#### What is asked
Check each line for the string "поселок" and give only the count of lines that have it.

[Begin Records provided]

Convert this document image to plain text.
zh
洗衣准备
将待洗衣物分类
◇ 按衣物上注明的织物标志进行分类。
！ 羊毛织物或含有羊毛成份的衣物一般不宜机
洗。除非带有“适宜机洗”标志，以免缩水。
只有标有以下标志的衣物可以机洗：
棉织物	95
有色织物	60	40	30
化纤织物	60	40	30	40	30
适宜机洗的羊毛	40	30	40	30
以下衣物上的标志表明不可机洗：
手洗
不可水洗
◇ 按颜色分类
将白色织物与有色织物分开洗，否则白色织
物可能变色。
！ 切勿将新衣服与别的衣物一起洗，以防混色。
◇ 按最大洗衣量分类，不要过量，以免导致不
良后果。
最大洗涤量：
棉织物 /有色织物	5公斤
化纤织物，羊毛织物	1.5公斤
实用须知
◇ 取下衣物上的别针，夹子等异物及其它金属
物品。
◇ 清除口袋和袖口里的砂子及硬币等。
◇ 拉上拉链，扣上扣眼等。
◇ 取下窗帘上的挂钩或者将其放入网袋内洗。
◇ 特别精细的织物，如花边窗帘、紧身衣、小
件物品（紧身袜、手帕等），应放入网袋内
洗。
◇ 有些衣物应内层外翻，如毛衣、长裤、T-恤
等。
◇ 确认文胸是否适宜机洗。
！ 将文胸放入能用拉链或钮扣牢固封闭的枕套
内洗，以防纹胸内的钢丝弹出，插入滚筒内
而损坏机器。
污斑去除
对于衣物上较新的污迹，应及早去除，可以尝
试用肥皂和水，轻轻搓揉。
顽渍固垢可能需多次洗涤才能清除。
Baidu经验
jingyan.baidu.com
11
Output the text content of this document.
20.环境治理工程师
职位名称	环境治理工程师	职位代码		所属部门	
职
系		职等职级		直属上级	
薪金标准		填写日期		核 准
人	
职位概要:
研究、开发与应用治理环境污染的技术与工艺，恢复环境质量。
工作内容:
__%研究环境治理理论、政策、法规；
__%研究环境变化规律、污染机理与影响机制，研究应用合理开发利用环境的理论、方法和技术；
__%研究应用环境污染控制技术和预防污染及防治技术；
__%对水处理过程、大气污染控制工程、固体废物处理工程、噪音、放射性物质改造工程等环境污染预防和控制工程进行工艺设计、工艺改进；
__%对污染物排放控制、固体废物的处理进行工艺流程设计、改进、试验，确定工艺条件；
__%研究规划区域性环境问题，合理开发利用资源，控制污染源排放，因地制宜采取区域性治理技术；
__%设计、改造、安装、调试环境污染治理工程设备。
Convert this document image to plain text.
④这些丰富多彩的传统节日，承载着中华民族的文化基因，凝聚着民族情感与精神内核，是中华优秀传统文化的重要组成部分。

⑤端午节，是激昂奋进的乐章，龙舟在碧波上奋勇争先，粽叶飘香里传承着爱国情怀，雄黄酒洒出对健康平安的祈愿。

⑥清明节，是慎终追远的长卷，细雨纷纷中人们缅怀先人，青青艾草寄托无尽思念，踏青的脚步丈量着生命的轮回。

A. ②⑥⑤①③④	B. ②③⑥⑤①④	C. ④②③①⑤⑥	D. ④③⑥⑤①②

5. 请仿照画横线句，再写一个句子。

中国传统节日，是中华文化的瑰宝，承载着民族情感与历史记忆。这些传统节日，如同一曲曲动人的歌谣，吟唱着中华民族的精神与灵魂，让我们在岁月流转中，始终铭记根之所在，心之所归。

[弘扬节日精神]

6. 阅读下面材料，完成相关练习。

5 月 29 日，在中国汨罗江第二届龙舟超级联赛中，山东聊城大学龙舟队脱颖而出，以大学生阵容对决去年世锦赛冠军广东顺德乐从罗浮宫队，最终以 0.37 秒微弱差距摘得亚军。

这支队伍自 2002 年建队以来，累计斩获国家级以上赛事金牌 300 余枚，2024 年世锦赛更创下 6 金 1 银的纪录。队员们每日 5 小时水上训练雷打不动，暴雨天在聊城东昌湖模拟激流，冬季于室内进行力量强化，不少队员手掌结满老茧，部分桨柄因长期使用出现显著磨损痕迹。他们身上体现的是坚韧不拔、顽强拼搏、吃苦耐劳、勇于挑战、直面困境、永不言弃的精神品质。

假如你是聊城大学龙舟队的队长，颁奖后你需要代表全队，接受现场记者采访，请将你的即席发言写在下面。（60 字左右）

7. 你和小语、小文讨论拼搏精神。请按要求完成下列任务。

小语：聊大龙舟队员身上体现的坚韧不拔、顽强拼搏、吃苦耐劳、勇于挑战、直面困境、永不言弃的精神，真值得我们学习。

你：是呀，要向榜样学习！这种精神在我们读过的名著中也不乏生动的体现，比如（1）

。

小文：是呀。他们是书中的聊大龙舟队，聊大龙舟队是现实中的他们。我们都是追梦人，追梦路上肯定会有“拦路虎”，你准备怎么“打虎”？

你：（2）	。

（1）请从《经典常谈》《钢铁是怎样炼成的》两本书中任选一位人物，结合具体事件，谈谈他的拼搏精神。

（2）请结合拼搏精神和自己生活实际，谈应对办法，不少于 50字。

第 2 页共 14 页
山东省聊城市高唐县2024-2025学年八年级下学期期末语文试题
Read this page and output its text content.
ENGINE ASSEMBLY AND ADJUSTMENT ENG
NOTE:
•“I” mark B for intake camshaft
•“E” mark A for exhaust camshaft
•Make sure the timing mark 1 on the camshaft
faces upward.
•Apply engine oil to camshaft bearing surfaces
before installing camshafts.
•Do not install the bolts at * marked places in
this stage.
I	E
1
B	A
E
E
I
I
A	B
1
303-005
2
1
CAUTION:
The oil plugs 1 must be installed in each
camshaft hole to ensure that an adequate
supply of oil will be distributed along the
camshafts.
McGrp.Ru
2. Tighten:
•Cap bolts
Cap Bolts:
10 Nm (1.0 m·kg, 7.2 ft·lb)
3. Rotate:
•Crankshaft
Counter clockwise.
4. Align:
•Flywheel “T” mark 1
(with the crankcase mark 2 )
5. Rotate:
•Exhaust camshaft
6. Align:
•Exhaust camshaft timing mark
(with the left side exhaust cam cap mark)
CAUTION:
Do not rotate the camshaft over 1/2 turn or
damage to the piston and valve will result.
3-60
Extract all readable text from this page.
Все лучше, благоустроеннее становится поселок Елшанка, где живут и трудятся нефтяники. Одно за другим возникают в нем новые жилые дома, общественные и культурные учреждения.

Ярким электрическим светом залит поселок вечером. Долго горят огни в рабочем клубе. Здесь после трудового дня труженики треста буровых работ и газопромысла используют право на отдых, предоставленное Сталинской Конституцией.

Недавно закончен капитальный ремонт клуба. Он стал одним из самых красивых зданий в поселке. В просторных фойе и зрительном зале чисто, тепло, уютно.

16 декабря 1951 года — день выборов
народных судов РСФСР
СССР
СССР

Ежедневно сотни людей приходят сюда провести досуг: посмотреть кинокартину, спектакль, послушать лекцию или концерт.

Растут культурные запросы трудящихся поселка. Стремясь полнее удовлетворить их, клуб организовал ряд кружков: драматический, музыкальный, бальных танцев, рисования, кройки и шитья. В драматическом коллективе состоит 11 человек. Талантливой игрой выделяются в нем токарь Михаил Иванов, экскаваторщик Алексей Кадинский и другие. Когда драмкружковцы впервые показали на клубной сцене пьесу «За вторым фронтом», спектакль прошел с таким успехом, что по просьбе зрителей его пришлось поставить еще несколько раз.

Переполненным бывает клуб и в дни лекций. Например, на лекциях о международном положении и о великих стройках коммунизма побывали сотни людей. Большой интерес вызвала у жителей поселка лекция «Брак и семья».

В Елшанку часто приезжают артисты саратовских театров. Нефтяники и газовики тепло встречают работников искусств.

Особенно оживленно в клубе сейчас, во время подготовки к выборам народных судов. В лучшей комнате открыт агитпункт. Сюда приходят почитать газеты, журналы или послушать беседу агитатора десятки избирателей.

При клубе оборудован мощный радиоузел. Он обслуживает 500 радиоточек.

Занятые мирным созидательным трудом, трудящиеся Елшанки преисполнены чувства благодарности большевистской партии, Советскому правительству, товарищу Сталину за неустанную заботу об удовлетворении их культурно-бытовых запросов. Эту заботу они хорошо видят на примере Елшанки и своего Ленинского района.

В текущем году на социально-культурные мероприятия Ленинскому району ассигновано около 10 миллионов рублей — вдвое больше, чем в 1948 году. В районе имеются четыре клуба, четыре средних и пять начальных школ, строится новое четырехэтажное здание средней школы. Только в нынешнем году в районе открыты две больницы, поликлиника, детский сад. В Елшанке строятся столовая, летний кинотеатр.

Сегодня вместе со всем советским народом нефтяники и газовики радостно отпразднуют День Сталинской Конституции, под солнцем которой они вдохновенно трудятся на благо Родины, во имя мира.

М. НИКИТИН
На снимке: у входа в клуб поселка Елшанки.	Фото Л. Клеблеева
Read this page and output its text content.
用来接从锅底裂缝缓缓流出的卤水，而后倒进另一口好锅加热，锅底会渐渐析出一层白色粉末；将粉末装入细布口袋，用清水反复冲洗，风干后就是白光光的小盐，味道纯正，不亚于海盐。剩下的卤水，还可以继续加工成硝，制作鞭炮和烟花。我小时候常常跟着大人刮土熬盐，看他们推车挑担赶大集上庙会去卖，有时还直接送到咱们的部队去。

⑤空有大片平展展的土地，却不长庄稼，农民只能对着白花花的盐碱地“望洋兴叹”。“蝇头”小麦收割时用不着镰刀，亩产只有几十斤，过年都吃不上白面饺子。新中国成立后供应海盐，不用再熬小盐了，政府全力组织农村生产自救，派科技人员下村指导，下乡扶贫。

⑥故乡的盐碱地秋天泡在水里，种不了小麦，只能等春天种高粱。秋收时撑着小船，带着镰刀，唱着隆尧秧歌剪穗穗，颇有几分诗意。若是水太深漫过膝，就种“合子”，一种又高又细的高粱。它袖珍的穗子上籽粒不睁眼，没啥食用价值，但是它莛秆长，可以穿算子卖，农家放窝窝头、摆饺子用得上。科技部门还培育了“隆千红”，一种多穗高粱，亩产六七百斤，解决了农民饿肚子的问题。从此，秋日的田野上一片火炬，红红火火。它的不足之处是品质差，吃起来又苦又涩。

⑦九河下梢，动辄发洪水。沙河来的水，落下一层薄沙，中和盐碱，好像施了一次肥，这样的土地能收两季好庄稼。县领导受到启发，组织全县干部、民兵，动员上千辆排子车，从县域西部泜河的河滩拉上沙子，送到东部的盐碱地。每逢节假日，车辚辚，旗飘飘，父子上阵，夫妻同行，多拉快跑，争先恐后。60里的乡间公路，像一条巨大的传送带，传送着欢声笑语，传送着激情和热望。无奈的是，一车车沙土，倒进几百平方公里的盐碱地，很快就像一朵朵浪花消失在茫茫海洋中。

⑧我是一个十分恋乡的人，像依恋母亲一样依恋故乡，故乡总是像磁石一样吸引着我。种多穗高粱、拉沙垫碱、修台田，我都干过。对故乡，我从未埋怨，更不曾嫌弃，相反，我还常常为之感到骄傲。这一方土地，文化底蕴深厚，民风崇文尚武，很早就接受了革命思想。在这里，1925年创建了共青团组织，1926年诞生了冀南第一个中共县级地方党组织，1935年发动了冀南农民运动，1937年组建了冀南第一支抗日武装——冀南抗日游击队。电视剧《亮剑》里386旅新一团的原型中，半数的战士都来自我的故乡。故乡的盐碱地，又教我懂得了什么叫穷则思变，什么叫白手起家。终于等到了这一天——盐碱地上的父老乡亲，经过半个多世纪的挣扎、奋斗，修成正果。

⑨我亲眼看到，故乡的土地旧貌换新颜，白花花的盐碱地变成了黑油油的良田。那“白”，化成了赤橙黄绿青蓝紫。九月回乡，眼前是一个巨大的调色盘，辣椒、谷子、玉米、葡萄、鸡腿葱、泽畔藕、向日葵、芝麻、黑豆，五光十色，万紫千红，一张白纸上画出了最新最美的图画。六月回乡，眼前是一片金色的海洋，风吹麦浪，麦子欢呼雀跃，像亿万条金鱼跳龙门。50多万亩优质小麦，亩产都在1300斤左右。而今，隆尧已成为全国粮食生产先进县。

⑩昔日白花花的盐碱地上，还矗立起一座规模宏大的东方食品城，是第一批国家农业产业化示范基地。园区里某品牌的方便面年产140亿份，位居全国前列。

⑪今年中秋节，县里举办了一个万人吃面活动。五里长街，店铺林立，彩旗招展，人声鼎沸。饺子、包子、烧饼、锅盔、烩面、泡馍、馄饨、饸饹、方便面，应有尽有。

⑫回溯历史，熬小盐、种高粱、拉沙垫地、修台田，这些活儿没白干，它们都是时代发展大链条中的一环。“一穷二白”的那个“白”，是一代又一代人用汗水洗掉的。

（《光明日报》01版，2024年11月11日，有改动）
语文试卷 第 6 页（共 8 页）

[End Records provided]

#### Exercise response
2